PROVIDED DATA:
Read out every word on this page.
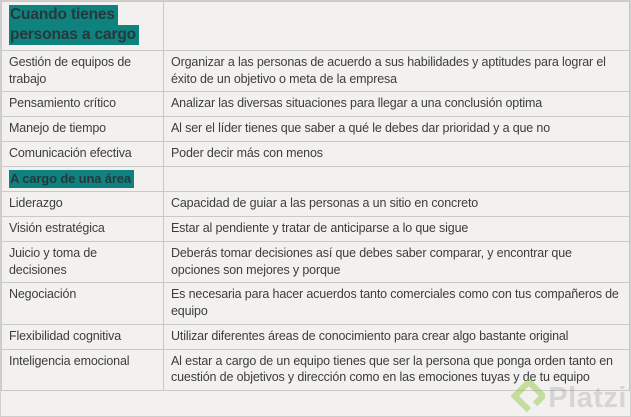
Cuando tienes personas a cargo	
Gestión de equipos de trabajo	Organizar a las personas de acuerdo a sus habilidades y aptitudes para lograr el éxito de un objetivo o meta de la empresa
Pensamiento crítico	Analizar las diversas situaciones para llegar a una conclusión optima
Manejo de tiempo	Al ser el líder tienes que saber a qué le debes dar prioridad y a que no
Comunicación efectiva	Poder decir más con menos
A cargo de una área	
Liderazgo	Capacidad de guiar a las personas a un sitio en concreto
Visión estratégica	Estar al pendiente y tratar de anticiparse a lo que sigue
Juicio y toma de decisiones	Deberás tomar decisiones así que debes saber comparar, y encontrar que opciones son mejores y porque
Negociación	Es necesaria para hacer acuerdos tanto comerciales como con tus compañeros de equipo
Flexibilidad cognitiva	Utilizar diferentes áreas de conocimiento para crear algo bastante original
Inteligencia emocional	Al estar a cargo de un equipo tienes que ser la persona que ponga orden tanto en cuestión de objetivos y dirección como en las emociones tuyas y de tu equipo
Platzi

OBJECTIVE:
Of the lines in this listing, report how many contain the string "debes", and give the number only.

SOLUTION TO THIS PROBLEM:
2